In the entries, find all lines that hold the word "title" and copy them.

Records from a data collection:
--- BEGIN ---

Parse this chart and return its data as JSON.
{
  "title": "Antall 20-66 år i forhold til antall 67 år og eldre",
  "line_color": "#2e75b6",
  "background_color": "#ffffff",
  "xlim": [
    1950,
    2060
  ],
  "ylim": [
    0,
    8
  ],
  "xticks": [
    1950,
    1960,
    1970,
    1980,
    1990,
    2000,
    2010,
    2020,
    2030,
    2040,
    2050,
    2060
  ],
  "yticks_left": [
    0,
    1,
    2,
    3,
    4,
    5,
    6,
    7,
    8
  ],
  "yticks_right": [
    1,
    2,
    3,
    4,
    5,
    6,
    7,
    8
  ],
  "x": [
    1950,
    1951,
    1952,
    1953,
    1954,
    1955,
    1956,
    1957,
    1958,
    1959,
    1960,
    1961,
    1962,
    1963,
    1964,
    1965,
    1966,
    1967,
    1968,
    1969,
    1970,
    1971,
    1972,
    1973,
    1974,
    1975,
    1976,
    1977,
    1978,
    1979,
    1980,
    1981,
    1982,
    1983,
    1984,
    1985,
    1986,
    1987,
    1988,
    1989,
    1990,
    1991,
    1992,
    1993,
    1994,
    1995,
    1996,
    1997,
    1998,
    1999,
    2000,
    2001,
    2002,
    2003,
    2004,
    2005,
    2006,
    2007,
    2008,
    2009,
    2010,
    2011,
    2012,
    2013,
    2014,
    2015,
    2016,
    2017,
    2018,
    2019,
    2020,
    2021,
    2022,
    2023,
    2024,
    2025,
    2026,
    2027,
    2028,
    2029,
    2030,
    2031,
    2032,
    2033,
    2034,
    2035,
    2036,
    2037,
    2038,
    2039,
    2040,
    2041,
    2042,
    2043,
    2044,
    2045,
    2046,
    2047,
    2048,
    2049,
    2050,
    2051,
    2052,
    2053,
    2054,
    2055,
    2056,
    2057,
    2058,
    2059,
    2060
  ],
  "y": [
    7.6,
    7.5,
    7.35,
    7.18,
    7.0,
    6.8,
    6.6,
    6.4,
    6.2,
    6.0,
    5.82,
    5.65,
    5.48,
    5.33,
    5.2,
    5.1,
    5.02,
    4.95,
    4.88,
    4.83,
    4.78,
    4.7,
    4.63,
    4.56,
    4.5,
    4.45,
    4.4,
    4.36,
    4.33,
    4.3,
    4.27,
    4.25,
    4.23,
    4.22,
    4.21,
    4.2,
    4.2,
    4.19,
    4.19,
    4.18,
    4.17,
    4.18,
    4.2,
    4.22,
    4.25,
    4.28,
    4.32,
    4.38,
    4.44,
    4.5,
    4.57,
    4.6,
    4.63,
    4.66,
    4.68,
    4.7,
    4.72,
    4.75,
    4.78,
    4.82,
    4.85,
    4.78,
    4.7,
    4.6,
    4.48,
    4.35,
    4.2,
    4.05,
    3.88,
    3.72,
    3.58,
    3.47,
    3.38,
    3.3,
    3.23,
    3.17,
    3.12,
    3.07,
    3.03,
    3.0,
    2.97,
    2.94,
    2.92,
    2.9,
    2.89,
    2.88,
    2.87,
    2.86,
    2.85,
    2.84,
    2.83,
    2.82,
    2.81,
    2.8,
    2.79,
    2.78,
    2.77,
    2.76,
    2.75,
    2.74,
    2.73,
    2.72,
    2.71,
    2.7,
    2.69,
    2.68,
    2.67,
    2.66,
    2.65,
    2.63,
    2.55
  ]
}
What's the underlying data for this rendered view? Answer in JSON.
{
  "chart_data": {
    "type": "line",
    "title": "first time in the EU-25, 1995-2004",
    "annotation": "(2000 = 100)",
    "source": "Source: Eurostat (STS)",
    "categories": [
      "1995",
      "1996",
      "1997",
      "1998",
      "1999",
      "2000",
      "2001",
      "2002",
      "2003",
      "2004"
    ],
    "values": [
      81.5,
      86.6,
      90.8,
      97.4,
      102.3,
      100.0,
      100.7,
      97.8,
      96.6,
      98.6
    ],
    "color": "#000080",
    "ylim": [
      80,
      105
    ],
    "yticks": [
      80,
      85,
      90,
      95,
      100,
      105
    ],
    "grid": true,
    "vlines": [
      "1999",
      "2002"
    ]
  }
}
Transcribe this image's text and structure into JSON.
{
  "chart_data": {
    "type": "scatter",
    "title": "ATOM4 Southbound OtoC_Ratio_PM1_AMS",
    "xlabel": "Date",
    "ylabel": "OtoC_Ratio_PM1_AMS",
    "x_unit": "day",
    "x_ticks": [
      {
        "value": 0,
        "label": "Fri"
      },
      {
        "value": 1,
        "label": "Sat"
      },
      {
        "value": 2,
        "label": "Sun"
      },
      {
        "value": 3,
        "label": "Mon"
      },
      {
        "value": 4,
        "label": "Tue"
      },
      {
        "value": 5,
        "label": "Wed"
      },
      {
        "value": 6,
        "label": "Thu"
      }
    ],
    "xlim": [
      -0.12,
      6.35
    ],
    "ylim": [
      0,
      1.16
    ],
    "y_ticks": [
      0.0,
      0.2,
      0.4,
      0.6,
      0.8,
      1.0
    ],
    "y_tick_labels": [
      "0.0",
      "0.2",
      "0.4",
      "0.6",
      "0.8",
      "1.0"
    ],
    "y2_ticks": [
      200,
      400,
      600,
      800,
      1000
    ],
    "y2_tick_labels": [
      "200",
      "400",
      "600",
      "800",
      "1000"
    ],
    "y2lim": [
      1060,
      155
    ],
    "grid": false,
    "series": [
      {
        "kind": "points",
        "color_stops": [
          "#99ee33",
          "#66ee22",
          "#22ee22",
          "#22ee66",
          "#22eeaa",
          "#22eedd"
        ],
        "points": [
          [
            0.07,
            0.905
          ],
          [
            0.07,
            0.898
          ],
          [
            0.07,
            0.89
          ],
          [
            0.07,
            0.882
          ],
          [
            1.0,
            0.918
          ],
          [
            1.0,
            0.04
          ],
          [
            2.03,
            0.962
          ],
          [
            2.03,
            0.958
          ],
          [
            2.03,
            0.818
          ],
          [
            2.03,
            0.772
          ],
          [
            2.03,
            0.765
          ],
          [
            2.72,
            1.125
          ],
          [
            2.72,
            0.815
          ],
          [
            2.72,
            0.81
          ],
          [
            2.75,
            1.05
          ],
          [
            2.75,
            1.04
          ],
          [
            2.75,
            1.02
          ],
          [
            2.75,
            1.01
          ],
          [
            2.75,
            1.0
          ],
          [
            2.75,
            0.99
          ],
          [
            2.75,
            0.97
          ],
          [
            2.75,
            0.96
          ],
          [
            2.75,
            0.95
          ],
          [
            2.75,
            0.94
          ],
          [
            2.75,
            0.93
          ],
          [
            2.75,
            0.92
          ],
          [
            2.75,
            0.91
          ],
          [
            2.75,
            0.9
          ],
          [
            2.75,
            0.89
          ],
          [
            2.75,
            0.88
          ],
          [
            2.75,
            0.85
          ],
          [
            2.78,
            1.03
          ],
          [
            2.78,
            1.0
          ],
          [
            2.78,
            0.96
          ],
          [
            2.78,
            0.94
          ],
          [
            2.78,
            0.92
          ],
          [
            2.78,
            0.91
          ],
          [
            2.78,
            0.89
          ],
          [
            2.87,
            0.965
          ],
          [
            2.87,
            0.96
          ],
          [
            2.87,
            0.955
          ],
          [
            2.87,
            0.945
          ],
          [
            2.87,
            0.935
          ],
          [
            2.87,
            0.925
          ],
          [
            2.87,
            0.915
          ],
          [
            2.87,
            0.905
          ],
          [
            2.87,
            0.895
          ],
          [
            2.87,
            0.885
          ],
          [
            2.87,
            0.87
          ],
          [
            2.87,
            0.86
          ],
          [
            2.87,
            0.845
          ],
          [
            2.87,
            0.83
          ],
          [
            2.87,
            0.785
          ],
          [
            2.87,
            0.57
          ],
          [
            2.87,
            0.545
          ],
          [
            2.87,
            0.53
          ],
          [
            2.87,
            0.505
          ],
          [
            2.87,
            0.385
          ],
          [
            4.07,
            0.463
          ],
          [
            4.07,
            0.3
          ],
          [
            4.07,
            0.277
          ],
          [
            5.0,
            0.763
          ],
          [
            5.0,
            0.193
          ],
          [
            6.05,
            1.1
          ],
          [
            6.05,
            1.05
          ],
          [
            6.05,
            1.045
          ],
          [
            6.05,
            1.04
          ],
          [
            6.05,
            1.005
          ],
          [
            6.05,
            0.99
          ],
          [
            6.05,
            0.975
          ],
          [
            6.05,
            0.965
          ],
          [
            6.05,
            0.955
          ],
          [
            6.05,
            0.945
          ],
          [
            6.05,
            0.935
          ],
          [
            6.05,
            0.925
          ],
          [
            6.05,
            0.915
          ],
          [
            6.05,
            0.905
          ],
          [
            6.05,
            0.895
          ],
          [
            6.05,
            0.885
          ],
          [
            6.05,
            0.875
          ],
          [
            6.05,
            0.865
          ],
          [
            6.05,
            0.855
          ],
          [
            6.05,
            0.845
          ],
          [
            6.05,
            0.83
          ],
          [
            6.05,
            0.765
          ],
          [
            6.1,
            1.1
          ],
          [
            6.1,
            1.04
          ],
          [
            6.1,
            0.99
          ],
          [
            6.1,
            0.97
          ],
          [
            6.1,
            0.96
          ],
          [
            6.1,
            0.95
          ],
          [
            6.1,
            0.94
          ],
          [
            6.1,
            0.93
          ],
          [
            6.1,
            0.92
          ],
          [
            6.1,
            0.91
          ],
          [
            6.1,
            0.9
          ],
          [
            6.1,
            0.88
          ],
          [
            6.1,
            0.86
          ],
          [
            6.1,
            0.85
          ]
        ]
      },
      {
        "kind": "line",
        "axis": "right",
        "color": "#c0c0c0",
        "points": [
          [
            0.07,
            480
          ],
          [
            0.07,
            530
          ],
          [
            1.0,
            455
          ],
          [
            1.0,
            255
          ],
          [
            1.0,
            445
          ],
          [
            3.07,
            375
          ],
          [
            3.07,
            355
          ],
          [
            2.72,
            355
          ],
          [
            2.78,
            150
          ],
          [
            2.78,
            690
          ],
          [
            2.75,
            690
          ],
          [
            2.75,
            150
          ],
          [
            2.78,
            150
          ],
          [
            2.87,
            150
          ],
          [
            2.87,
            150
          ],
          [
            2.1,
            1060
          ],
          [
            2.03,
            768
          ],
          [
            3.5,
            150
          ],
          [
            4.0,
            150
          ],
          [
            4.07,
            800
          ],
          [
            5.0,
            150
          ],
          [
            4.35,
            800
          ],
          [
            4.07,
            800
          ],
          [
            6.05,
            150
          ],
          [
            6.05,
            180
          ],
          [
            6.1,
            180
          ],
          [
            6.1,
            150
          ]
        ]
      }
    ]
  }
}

--- END ---

- [Complete answer]:
  "title": "Antall 20-66 år i forhold til antall 67 år og eldre",
    "title": "first time in the EU-25, 1995-2004",
    "title": "ATOM4 Southbound OtoC_Ratio_PM1_AMS",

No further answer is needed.